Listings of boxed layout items
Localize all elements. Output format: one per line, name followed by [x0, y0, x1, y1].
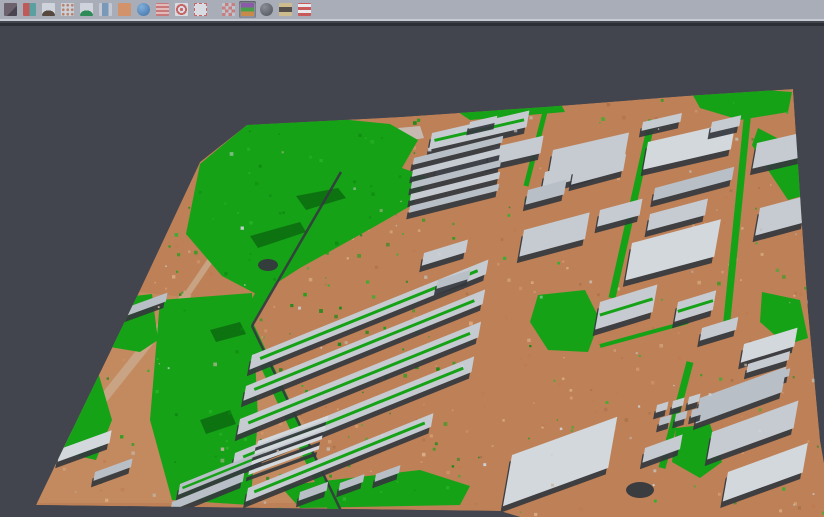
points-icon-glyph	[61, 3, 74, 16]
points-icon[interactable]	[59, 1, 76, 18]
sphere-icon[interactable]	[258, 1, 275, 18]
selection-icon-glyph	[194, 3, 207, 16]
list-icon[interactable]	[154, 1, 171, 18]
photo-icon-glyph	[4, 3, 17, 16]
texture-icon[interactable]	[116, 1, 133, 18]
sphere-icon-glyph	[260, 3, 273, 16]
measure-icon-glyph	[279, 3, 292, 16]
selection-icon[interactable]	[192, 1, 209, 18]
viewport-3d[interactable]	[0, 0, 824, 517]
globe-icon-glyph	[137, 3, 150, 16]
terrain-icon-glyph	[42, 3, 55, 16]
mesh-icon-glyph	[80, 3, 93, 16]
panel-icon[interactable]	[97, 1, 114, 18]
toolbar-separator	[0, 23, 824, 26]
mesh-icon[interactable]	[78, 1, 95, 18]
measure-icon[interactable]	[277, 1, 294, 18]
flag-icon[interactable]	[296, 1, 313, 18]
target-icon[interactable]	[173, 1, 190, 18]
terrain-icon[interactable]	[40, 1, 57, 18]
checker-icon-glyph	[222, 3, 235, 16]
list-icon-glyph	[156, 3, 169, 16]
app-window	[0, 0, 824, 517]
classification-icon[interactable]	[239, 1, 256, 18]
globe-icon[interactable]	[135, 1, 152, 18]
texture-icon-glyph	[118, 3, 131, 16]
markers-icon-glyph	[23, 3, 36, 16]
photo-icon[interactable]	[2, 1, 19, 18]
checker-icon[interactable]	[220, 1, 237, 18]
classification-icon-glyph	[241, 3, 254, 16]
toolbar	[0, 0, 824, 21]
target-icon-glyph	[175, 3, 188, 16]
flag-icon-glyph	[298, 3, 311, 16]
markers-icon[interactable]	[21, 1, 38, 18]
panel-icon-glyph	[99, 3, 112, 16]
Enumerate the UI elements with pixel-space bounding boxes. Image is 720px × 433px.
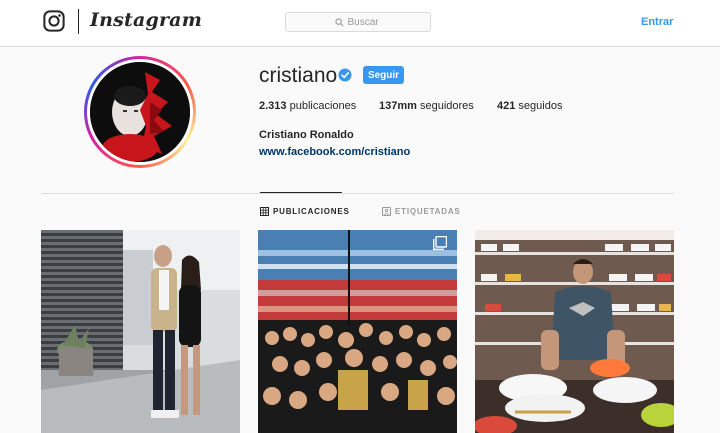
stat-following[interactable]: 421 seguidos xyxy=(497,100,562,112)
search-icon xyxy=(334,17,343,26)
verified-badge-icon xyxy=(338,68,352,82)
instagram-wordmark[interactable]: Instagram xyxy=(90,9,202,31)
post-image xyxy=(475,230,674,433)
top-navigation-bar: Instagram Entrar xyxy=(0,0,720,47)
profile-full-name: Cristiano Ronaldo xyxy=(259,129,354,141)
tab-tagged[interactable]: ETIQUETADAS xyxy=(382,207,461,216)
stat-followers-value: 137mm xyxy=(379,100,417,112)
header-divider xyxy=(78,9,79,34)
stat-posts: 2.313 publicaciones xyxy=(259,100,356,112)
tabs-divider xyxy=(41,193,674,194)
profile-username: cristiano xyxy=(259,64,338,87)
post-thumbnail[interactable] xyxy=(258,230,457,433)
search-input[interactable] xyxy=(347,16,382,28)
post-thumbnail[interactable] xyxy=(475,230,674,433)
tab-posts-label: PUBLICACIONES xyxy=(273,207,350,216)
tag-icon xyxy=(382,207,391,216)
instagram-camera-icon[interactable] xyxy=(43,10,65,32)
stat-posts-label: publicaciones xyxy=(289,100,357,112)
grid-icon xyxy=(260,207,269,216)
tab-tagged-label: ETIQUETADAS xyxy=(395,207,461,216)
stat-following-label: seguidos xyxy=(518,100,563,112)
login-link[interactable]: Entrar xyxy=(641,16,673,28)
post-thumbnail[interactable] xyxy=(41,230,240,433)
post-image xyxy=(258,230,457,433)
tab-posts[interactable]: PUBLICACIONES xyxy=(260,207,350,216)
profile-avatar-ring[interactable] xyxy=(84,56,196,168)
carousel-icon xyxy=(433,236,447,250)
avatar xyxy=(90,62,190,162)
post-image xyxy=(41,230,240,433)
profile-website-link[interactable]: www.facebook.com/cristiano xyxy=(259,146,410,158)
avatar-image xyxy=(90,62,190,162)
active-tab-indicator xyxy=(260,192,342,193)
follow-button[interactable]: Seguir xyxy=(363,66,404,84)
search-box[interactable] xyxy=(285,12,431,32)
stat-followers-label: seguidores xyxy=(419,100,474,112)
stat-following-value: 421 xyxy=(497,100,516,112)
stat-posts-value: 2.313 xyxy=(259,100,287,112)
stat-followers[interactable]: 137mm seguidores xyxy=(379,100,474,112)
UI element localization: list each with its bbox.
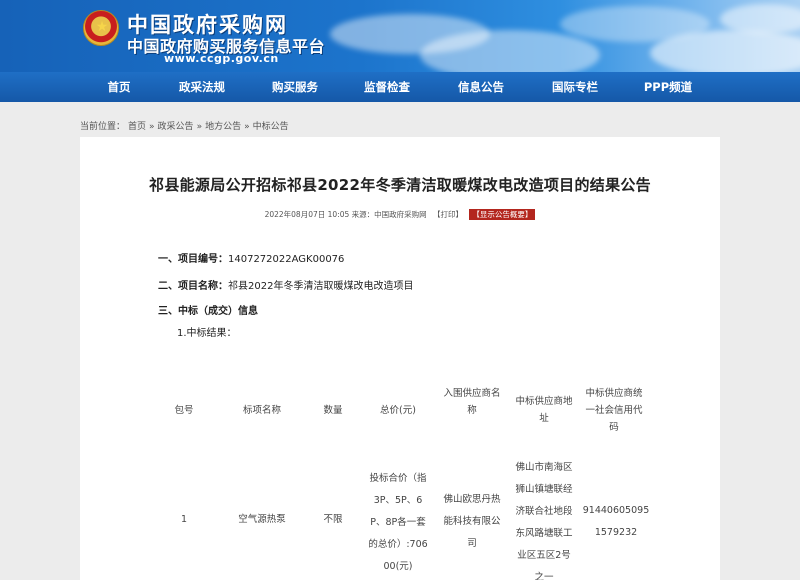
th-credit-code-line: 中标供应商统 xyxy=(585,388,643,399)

> **Task brief**:
Reproduce every line of the records above word for word, leaving out the pictures.

> **Output**:
Localize all elements. Output format: one per line, name followed by [x0, y0, x1, y1].
points-icon-glyph	[61, 3, 74, 16]
points-icon[interactable]	[59, 1, 76, 18]
sphere-icon[interactable]	[258, 1, 275, 18]
selection-icon-glyph	[194, 3, 207, 16]
list-icon[interactable]	[154, 1, 171, 18]
photo-icon-glyph	[4, 3, 17, 16]
texture-icon[interactable]	[116, 1, 133, 18]
sphere-icon-glyph	[260, 3, 273, 16]
measure-icon-glyph	[279, 3, 292, 16]
selection-icon[interactable]	[192, 1, 209, 18]
viewport-3d[interactable]	[0, 0, 824, 517]
globe-icon-glyph	[137, 3, 150, 16]
terrain-icon-glyph	[42, 3, 55, 16]
mesh-icon-glyph	[80, 3, 93, 16]
panel-icon[interactable]	[97, 1, 114, 18]
toolbar-separator	[0, 23, 824, 26]
mesh-icon[interactable]	[78, 1, 95, 18]
measure-icon[interactable]	[277, 1, 294, 18]
flag-icon[interactable]	[296, 1, 313, 18]
target-icon[interactable]	[173, 1, 190, 18]
terrain-icon[interactable]	[40, 1, 57, 18]
checker-icon-glyph	[222, 3, 235, 16]
list-icon-glyph	[156, 3, 169, 16]
app-window	[0, 0, 824, 517]
classification-icon[interactable]	[239, 1, 256, 18]
globe-icon[interactable]	[135, 1, 152, 18]
texture-icon-glyph	[118, 3, 131, 16]
markers-icon-glyph	[23, 3, 36, 16]
photo-icon[interactable]	[2, 1, 19, 18]
checker-icon[interactable]	[220, 1, 237, 18]
classification-icon-glyph	[241, 3, 254, 16]
toolbar	[0, 0, 824, 21]
target-icon-glyph	[175, 3, 188, 16]
flag-icon-glyph	[298, 3, 311, 16]
markers-icon[interactable]	[21, 1, 38, 18]
panel-icon-glyph	[99, 3, 112, 16]
Enumerate the UI elements with pixel-space bounding boxes. Image is 720px × 433px.
stat-following[interactable]: 421 seguidos xyxy=(497,100,562,112)
search-icon xyxy=(334,17,343,26)
verified-badge-icon xyxy=(338,68,352,82)
instagram-wordmark[interactable]: Instagram xyxy=(90,9,202,31)
post-image xyxy=(475,230,674,433)
top-navigation-bar: Instagram Entrar xyxy=(0,0,720,47)
profile-full-name: Cristiano Ronaldo xyxy=(259,129,354,141)
tab-tagged[interactable]: ETIQUETADAS xyxy=(382,207,461,216)
stat-followers-value: 137mm xyxy=(379,100,417,112)
header-divider xyxy=(78,9,79,34)
stat-posts: 2.313 publicaciones xyxy=(259,100,356,112)
tabs-divider xyxy=(41,193,674,194)
profile-username: cristiano xyxy=(259,64,338,87)
post-thumbnail[interactable] xyxy=(258,230,457,433)
search-input[interactable] xyxy=(347,16,382,28)
post-thumbnail[interactable] xyxy=(475,230,674,433)
tab-posts-label: PUBLICACIONES xyxy=(273,207,350,216)
tag-icon xyxy=(382,207,391,216)
instagram-camera-icon[interactable] xyxy=(43,10,65,32)
stat-posts-label: publicaciones xyxy=(289,100,357,112)
grid-icon xyxy=(260,207,269,216)
tab-tagged-label: ETIQUETADAS xyxy=(395,207,461,216)
stat-following-label: seguidos xyxy=(518,100,563,112)
login-link[interactable]: Entrar xyxy=(641,16,673,28)
post-thumbnail[interactable] xyxy=(41,230,240,433)
post-image xyxy=(258,230,457,433)
tab-posts[interactable]: PUBLICACIONES xyxy=(260,207,350,216)
profile-avatar-ring[interactable] xyxy=(84,56,196,168)
carousel-icon xyxy=(433,236,447,250)
avatar xyxy=(90,62,190,162)
post-image xyxy=(41,230,240,433)
profile-website-link[interactable]: www.facebook.com/cristiano xyxy=(259,146,410,158)
avatar-image xyxy=(90,62,190,162)
active-tab-indicator xyxy=(260,192,342,193)
follow-button[interactable]: Seguir xyxy=(363,66,404,84)
search-box[interactable] xyxy=(285,12,431,32)
stat-followers-label: seguidores xyxy=(419,100,474,112)
stat-following-value: 421 xyxy=(497,100,516,112)
stat-posts-value: 2.313 xyxy=(259,100,287,112)
stat-followers[interactable]: 137mm seguidores xyxy=(379,100,474,112)
UI element localization: list each with its bbox.
th-credit-code-line: 中标供应商统 xyxy=(585,388,643,399)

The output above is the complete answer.